>> Start RECORDS

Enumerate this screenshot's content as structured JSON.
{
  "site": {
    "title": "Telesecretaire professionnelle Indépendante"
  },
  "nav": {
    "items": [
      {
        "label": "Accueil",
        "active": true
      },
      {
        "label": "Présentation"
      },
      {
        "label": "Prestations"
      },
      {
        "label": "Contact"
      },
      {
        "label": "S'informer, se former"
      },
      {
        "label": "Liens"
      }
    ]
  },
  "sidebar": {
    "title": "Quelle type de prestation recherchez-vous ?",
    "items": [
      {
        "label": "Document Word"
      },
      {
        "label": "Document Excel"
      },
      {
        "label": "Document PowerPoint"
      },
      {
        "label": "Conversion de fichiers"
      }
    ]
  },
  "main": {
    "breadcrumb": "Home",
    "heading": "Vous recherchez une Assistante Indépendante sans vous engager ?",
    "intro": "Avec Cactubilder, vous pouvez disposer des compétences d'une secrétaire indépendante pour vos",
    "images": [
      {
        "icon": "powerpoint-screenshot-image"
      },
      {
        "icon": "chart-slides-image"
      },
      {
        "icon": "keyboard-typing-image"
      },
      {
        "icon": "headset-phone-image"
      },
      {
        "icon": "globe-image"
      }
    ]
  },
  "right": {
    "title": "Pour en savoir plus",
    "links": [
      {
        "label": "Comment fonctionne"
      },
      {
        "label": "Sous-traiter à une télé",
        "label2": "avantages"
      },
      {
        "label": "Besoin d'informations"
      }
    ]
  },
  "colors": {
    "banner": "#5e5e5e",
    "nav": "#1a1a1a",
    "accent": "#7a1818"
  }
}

>> End RECORDS

**PROBLEM DETAILS:**
Write out all the lines again, exactly as they are.

**OUTPUT:**
Enumerate this screenshot's content as structured JSON.
{
  "site": {
    "title": "Telesecretaire professionnelle Indépendante"
  },
  "nav": {
    "items": [
      {
        "label": "Accueil",
        "active": true
      },
      {
        "label": "Présentation"
      },
      {
        "label": "Prestations"
      },
      {
        "label": "Contact"
      },
      {
        "label": "S'informer, se former"
      },
      {
        "label": "Liens"
      }
    ]
  },
  "sidebar": {
    "title": "Quelle type de prestation recherchez-vous ?",
    "items": [
      {
        "label": "Document Word"
      },
      {
        "label": "Document Excel"
      },
      {
        "label": "Document PowerPoint"
      },
      {
        "label": "Conversion de fichiers"
      }
    ]
  },
  "main": {
    "breadcrumb": "Home",
    "heading": "Vous recherchez une Assistante Indépendante sans vous engager ?",
    "intro": "Avec Cactubilder, vous pouvez disposer des compétences d'une secrétaire indépendante pour vos",
    "images": [
      {
        "icon": "powerpoint-screenshot-image"
      },
      {
        "icon": "chart-slides-image"
      },
      {
        "icon": "keyboard-typing-image"
      },
      {
        "icon": "headset-phone-image"
      },
      {
        "icon": "globe-image"
      }
    ]
  },
  "right": {
    "title": "Pour en savoir plus",
    "links": [
      {
        "label": "Comment fonctionne"
      },
      {
        "label": "Sous-traiter à une télé",
        "label2": "avantages"
      },
      {
        "label": "Besoin d'informations"
      }
    ]
  },
  "colors": {
    "banner": "#5e5e5e",
    "nav": "#1a1a1a",
    "accent": "#7a1818"
  }
}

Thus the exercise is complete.